Data lines:
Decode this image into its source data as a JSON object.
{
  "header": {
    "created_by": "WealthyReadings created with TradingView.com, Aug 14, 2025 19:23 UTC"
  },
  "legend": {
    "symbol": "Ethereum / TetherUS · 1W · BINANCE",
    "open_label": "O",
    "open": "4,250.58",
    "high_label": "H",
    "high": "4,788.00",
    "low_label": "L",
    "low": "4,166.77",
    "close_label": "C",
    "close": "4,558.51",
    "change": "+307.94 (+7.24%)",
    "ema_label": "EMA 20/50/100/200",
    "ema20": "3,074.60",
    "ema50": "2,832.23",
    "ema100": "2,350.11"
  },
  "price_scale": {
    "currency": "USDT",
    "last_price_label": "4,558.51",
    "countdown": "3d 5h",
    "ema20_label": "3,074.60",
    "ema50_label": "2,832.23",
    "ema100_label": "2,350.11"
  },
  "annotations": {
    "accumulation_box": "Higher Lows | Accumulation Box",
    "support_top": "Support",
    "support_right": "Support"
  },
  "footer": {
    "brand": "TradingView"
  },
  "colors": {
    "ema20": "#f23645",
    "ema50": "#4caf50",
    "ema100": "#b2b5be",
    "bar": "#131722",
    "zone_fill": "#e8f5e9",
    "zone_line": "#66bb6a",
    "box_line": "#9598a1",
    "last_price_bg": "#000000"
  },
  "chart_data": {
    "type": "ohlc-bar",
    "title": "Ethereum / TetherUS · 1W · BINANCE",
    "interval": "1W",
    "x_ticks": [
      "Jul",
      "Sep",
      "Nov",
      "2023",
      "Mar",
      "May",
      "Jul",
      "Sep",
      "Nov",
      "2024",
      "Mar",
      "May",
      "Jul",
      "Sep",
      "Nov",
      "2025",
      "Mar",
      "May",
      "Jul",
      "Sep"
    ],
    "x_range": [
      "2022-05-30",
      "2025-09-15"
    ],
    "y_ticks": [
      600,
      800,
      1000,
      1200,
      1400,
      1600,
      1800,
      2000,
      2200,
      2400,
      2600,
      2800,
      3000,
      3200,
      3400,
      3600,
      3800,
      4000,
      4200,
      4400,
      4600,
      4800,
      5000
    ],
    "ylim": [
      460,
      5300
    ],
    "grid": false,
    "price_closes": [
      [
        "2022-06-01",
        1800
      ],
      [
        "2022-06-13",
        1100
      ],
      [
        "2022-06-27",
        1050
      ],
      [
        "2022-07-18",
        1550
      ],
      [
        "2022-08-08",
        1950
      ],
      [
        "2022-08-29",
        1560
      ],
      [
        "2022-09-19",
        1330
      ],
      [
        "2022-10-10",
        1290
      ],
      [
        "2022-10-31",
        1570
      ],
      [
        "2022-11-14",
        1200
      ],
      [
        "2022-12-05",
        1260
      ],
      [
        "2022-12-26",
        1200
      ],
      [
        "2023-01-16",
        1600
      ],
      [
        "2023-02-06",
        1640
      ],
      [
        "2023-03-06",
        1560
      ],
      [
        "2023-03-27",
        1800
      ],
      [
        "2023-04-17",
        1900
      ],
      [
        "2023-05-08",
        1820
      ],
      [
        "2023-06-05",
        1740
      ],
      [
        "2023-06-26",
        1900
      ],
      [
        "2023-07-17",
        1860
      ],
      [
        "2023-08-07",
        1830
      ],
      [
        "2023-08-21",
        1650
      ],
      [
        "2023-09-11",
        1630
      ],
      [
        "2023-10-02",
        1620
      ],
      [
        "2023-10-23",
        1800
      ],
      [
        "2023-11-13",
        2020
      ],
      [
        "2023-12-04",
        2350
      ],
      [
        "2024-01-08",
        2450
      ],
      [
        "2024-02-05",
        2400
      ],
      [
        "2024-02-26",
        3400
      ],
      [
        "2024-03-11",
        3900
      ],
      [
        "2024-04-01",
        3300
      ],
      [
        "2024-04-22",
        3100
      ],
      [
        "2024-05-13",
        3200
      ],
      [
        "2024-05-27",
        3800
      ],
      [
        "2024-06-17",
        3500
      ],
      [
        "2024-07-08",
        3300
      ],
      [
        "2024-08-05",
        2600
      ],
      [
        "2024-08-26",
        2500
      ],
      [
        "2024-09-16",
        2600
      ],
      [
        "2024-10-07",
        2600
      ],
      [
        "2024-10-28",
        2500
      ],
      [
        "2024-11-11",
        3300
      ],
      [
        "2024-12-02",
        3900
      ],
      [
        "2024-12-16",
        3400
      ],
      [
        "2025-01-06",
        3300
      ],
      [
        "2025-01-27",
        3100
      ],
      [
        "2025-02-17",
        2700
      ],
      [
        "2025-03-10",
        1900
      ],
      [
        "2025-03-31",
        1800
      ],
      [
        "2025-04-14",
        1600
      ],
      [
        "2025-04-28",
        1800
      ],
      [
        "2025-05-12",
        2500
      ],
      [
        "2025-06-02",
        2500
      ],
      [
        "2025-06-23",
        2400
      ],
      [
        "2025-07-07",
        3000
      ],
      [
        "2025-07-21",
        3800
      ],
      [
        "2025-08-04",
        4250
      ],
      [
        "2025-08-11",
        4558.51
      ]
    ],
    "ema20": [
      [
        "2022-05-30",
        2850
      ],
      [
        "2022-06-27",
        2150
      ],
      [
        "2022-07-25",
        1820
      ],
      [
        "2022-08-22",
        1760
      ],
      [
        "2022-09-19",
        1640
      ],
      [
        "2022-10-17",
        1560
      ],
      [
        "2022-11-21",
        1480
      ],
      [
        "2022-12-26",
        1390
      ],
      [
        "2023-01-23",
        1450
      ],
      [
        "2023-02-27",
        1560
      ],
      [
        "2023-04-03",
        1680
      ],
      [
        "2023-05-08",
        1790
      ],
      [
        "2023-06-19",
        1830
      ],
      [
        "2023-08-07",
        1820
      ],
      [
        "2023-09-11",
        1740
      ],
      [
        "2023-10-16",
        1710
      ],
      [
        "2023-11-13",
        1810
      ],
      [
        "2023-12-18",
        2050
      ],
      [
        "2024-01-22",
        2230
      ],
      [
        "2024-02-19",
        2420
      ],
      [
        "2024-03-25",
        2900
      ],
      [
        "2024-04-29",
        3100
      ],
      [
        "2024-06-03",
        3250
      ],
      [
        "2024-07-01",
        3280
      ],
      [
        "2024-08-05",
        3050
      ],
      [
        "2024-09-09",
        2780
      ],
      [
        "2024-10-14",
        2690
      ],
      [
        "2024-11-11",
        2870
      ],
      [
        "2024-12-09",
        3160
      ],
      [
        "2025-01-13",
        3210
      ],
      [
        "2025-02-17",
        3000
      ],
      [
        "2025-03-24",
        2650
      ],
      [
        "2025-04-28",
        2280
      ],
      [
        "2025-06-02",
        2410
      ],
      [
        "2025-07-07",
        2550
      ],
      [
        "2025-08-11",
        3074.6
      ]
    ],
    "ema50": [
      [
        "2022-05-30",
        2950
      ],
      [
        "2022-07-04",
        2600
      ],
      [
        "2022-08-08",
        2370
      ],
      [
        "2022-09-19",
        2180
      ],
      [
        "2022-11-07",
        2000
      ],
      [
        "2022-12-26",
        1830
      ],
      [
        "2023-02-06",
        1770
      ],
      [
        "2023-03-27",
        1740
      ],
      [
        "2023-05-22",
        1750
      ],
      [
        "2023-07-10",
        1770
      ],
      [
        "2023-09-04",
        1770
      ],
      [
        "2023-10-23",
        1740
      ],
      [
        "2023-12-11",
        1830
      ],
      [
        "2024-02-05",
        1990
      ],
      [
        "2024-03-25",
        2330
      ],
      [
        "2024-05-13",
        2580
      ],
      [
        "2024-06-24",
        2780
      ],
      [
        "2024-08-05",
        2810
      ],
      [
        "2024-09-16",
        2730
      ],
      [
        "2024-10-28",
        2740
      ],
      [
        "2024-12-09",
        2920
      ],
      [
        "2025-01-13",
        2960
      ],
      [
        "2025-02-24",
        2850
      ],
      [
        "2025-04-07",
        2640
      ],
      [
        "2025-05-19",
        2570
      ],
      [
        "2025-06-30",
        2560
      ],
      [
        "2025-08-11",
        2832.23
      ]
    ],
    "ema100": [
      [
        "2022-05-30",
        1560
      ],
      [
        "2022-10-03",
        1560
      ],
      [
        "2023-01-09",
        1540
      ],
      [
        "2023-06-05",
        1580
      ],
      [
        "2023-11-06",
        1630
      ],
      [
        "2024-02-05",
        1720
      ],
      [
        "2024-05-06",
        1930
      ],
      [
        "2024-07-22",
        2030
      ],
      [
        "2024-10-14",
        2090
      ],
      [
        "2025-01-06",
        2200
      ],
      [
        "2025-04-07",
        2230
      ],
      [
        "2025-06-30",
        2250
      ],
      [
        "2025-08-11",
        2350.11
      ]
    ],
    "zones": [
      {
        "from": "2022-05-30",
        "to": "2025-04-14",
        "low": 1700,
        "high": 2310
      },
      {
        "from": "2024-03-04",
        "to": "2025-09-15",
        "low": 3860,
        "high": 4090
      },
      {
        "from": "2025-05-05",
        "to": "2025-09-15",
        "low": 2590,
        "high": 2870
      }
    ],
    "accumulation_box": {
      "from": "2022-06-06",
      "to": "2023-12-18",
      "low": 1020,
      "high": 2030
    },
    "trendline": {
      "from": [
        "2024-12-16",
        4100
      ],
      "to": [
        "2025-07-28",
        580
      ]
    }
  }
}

Exercise objective: Pick out and copy the lines of the entries that hold the string "TradingView".

Exercise solution:
    "created_by": "WealthyReadings created with TradingView.com, Aug 14, 2025 19:23 UTC"
    "brand": "TradingView"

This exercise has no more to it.